## Written problem
Find every row below that contains the string "login" and copy each such row in full. Matching is case-sensitive.

## Extracted information
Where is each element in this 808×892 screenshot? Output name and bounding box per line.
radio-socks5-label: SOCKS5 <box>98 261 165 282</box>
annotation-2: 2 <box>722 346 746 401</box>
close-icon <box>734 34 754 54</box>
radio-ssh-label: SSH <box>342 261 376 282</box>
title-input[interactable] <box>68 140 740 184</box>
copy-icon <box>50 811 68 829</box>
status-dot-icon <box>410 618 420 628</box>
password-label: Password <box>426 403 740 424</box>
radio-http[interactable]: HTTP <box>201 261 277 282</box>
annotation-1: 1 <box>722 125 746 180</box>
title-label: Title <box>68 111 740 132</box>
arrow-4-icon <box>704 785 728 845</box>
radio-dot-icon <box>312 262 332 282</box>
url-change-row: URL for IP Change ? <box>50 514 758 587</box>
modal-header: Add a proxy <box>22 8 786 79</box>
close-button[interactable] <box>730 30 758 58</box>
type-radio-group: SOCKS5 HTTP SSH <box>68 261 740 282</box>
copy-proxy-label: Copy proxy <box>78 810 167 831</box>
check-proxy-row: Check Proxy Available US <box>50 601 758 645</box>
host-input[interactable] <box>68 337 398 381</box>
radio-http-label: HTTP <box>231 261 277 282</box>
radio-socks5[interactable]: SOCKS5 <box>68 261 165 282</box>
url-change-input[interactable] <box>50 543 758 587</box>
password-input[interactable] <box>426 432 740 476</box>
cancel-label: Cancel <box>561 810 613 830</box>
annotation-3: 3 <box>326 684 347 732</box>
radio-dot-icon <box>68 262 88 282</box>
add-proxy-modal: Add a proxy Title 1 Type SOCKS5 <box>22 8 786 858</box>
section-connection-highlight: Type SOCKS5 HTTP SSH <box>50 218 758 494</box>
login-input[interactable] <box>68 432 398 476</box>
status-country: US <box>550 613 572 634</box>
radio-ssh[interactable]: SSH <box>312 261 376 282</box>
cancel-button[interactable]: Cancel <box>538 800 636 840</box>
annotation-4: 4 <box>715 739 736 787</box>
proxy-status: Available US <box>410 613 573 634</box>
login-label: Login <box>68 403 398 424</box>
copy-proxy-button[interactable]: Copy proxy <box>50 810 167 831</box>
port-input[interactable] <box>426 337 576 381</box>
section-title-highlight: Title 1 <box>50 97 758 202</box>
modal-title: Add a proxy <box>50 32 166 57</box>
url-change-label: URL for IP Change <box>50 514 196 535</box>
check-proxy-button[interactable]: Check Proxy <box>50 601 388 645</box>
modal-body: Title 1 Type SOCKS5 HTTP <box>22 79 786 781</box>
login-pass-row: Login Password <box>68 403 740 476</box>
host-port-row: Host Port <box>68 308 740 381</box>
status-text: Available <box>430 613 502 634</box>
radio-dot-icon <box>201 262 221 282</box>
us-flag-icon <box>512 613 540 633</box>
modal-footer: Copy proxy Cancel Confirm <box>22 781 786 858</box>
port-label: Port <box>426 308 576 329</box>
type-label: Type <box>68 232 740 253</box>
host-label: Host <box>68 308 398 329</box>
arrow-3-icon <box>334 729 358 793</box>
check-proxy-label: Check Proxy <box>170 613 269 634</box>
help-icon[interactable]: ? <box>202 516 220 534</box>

## Task answer
login-input[interactable] <box>68 432 398 476</box>
login-label: Login <box>68 403 398 424</box>
login-pass-row: Login Password <box>68 403 740 476</box>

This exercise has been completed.